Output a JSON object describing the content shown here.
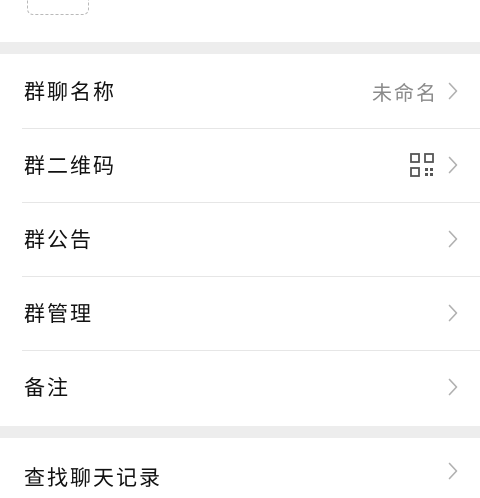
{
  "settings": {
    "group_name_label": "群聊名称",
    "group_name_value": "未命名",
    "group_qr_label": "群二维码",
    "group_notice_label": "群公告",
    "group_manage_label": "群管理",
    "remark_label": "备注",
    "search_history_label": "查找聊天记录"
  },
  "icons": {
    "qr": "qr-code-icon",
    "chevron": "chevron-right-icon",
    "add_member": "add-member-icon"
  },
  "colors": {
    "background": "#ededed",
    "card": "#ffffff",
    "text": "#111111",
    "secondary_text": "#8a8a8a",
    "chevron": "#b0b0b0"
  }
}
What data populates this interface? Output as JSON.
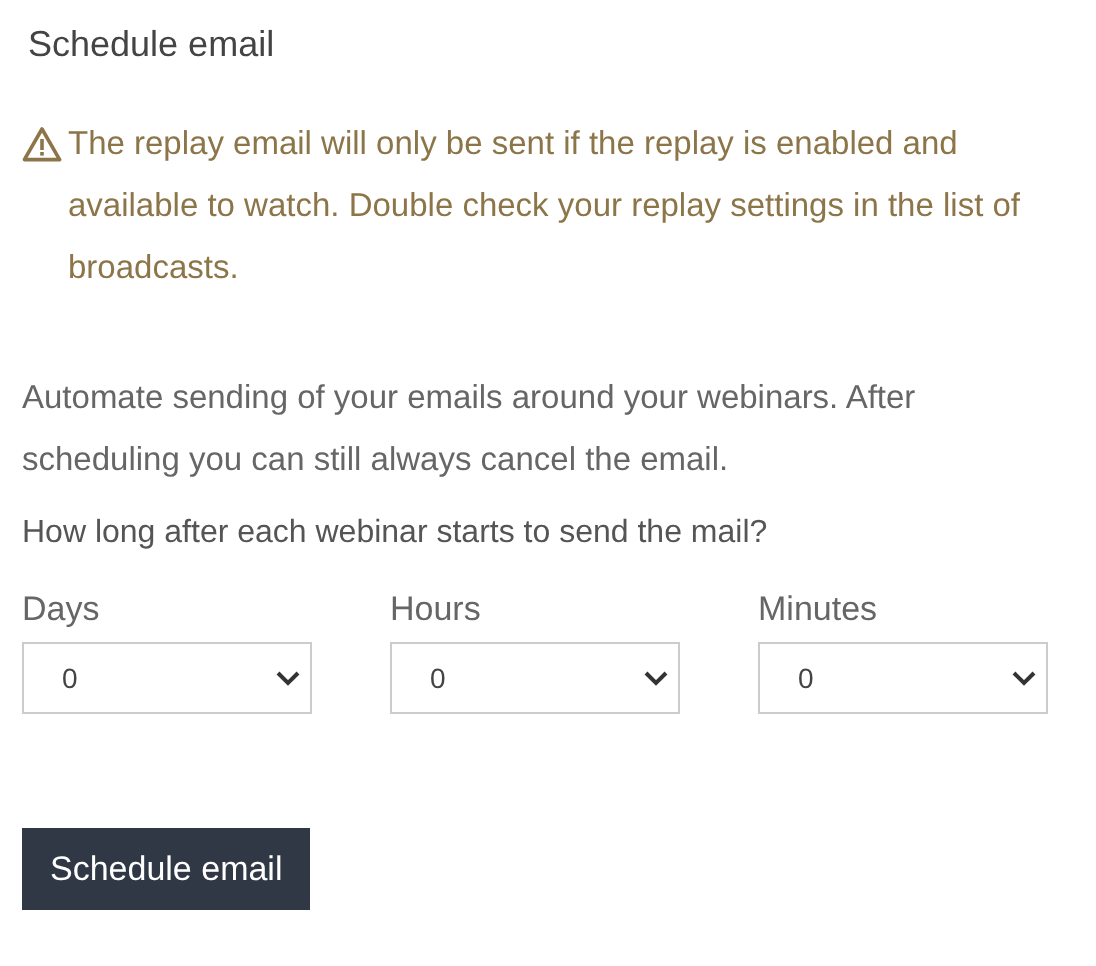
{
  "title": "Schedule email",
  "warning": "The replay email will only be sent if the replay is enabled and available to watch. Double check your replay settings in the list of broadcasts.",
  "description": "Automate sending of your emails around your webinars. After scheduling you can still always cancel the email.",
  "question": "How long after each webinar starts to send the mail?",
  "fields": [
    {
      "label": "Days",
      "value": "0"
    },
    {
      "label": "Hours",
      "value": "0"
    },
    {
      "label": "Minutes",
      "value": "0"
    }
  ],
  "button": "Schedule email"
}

• • • • • • •

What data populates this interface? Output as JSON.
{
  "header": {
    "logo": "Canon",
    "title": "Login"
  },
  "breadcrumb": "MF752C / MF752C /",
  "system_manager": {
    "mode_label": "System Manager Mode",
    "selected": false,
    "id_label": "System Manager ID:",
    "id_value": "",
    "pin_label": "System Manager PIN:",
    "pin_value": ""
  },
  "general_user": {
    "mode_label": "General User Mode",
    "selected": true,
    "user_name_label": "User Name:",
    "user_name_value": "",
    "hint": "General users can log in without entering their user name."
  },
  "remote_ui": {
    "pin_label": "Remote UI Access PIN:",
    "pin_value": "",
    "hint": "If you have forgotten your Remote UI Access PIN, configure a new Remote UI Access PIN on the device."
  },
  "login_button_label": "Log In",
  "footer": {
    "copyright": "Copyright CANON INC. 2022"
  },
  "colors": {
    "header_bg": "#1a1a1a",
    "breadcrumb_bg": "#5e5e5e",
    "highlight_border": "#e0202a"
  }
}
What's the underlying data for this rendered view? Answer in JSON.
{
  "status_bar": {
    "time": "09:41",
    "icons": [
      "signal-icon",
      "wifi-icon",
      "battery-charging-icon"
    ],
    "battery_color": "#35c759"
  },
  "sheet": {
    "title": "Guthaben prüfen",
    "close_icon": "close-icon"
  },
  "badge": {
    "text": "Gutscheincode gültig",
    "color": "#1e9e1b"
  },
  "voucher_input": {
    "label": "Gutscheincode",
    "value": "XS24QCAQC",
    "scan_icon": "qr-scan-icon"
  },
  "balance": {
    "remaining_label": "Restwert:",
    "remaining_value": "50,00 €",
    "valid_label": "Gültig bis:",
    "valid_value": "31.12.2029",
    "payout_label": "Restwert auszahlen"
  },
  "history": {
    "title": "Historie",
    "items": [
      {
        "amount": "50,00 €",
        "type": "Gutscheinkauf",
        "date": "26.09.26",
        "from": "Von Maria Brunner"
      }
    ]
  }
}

• • • • • • •

▶ What you should do: All lines in the data that contain the word "email" should be copied.

▶ Exercise solution:
  "title": "Schedule email",
  "warning": "The replay email will only be sent if the replay is enabled and available to watch. Double check your replay settings in the list of broadcasts.",
  "description": "Automate sending of your emails around your webinars. After scheduling you can still always cancel the email.",
  "button": "Schedule email"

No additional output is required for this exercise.